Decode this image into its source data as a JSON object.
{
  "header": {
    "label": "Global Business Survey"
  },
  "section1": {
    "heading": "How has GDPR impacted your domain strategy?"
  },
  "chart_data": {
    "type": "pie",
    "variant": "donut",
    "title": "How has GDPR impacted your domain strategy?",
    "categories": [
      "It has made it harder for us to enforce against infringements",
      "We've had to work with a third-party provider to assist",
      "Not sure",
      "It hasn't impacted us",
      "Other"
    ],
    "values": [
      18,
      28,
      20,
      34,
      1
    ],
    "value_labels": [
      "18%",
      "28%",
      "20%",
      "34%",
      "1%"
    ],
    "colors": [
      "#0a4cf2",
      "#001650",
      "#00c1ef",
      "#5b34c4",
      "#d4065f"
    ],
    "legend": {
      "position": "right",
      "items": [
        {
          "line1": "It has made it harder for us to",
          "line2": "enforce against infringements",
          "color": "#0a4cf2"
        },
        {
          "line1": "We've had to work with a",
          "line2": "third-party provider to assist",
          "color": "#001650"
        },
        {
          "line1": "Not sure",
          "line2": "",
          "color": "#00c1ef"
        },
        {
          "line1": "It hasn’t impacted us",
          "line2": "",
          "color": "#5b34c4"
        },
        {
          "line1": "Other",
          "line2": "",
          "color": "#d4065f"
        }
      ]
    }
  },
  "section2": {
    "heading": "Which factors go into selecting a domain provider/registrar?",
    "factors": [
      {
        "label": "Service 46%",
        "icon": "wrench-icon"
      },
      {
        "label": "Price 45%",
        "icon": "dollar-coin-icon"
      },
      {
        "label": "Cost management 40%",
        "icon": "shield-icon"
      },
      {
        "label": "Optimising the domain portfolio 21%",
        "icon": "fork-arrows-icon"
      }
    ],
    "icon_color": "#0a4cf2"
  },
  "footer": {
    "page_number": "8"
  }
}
━━━━━━━━━━━━━━━━━━━━
- [WHAT IS NEEDED]
Lines from the records above that hold "heading" are the ones to list.

- [THE RESULT]
    "heading": "How has GDPR impacted your domain strategy?"
    "heading": "Which factors go into selecting a domain provider/registrar?",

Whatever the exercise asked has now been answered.